Problem requirements
Copy out the data below verbatim.

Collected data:
§ §

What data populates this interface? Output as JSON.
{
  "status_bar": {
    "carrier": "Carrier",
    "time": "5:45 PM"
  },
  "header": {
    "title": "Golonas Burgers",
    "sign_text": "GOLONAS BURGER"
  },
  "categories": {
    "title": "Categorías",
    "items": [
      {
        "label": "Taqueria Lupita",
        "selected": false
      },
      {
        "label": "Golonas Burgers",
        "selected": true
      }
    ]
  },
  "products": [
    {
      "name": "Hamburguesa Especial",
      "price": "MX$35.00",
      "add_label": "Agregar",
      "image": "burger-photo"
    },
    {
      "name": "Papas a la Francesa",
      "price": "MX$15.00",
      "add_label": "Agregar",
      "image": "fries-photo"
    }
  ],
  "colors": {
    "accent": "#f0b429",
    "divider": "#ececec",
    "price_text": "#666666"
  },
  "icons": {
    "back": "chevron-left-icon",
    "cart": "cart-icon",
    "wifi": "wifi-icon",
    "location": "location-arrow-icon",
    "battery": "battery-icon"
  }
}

§ §

Complete answer
What data populates this interface? Output as JSON.
{
  "status_bar": {
    "carrier": "Carrier",
    "time": "5:45 PM"
  },
  "header": {
    "title": "Golonas Burgers",
    "sign_text": "GOLONAS BURGER"
  },
  "categories": {
    "title": "Categorías",
    "items": [
      {
        "label": "Taqueria Lupita",
        "selected": false
      },
      {
        "label": "Golonas Burgers",
        "selected": true
      }
    ]
  },
  "products": [
    {
      "name": "Hamburguesa Especial",
      "price": "MX$35.00",
      "add_label": "Agregar",
      "image": "burger-photo"
    },
    {
      "name": "Papas a la Francesa",
      "price": "MX$15.00",
      "add_label": "Agregar",
      "image": "fries-photo"
    }
  ],
  "colors": {
    "accent": "#f0b429",
    "divider": "#ececec",
    "price_text": "#666666"
  },
  "icons": {
    "back": "chevron-left-icon",
    "cart": "cart-icon",
    "wifi": "wifi-icon",
    "location": "location-arrow-icon",
    "battery": "battery-icon"
  }
}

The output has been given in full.